Avvocato, giornalista, editore. Uomo libero e indipendente in un momento della storia italiana in cui esserlo non era facile né conveniente. Per ricordarne la figura, Barbara Boneschi ha scritto il saggio Gian Luca Zanetti dall’avvocatura al giornalismo e all’editoria, pubblicato nel 2012 da Franco Angeli. Il primo articolo l’avvocato Zanetti lo scrisse nel 1898 sulla rivista La Vita internazionale di Teodoro Moneta. Non uno qualunque, Moneta. Ma il solo italiano cui è stato conferito il Premio Nobel per la pace. Giornalista e politico, Moneta partecipò alle Cinque Giornate di Milano, all’impresa dei Mille e alla battaglia di Custoza, aiutante di campo del generale Sirtori. Ma l’attività in cui mise tutte le sue energie fu quella di propagatore della pace mondiale.

## COMPITI DA SVOLGERE
A. Riassumi in due frasi il brano su Gian Luca Zanetti.
B. Cita testualmente la parte del brano su Gian Luca Zanetti compresa tra "Avvocato, giornalista, editore." e "della pace mondiale.", estremi inclusi.

## Voci elencate in un dataset

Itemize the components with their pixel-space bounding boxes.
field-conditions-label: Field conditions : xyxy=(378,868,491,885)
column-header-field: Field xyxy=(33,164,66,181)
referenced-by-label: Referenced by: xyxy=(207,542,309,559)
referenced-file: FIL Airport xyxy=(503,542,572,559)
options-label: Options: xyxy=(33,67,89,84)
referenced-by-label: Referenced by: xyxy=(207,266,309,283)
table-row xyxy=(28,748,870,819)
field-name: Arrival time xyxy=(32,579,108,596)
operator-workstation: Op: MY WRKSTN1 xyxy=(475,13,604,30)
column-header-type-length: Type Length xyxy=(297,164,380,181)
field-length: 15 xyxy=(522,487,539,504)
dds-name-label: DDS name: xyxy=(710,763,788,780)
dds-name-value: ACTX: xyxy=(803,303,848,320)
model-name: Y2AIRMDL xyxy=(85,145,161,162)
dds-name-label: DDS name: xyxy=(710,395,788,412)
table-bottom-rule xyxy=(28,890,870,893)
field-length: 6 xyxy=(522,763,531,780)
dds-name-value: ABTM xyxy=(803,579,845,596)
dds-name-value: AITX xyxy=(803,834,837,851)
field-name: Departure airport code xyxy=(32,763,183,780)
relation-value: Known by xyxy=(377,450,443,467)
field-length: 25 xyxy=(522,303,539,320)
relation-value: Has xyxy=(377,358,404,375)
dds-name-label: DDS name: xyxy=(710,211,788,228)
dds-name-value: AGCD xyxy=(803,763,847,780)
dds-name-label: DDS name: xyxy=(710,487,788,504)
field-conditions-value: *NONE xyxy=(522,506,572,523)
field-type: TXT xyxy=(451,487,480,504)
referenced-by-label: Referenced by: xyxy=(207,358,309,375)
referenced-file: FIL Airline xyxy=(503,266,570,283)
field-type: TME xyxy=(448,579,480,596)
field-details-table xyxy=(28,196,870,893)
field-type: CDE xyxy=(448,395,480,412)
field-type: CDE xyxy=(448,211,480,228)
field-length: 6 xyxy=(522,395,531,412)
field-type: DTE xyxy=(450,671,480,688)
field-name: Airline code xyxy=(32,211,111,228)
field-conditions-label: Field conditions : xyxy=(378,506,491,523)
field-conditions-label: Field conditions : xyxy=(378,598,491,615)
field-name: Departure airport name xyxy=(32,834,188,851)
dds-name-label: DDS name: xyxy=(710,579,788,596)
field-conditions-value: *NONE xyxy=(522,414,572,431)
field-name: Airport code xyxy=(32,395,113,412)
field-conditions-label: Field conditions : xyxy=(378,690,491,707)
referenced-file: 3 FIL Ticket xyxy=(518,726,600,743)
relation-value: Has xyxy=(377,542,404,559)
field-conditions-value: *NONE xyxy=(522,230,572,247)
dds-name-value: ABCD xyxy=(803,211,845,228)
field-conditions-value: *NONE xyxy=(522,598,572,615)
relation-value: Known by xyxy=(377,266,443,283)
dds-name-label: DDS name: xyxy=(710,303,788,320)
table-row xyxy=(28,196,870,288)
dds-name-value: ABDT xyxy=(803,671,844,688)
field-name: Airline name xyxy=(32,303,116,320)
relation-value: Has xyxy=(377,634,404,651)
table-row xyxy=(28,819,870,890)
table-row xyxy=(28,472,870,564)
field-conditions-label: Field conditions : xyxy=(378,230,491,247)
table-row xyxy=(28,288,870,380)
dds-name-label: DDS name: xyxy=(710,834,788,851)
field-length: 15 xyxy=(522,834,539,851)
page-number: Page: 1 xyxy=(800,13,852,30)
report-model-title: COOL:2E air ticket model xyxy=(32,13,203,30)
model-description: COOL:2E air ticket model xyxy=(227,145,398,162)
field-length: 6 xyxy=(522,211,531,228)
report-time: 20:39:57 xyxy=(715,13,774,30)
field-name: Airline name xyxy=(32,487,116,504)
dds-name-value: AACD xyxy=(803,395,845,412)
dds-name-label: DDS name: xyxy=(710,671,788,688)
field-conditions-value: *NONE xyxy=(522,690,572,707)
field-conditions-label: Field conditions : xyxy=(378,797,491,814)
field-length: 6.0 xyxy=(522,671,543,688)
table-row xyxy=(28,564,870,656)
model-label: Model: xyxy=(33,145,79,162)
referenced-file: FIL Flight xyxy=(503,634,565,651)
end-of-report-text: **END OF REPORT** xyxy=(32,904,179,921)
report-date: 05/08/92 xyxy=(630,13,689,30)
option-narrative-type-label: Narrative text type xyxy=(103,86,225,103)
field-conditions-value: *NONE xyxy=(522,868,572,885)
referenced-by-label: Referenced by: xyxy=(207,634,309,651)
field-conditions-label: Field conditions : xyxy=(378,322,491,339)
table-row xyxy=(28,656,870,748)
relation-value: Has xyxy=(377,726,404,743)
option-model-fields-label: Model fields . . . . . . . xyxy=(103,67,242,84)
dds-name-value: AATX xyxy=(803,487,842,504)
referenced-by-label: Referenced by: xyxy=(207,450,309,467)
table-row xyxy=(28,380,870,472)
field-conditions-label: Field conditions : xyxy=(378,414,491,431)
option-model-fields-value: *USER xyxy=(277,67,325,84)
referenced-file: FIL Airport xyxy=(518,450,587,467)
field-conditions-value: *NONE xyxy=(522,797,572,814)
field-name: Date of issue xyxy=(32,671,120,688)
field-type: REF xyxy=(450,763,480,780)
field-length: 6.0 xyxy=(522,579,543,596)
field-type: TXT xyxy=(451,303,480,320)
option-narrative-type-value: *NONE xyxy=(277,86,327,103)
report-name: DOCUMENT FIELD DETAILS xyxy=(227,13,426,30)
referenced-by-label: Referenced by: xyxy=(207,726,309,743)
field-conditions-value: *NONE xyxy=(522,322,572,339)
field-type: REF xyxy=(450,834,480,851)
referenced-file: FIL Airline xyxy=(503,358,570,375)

## RISPOSTE IN ORDINE
A. Gian Luca Zanetti, avvocato, giornalista ed editore, fu un uomo libero e indipendente in un periodo della storia italiana in cui esserlo non era facile, e Barbara Boneschi gli ha dedicato un saggio pubblicato nel 2012 da Franco Angeli. Il suo primo articolo uscì nel 1898 su La Vita internazionale di Teodoro Moneta, l'unico italiano insignito del Premio Nobel per la pace, che dedicò tutte le sue energie alla diffusione della pace mondiale.

B.
Avvocato, giornalista, editore. Uomo libero e indipendente in un momento della storia italiana in cui esserlo non era facile né conveniente. Per ricordarne la figura, Barbara Boneschi ha scritto il saggio Gian Luca Zanetti dall’avvocatura al giornalismo e all’editoria, pubblicato nel 2012 da Franco Angeli. Il primo articolo l’avvocato Zanetti lo scrisse nel 1898 sulla rivista La Vita internazionale di Teodoro Moneta. Non uno qualunque, Moneta. Ma il solo italiano cui è stato conferito il Premio Nobel per la pace. Giornalista e politico, Moneta partecipò alle Cinque Giornate di Milano, all’impresa dei Mille e alla battaglia di Custoza, aiutante di campo del generale Sirtori. Ma l’attività in cui mise tutte le sue energie fu quella di propagatore della pace mondiale.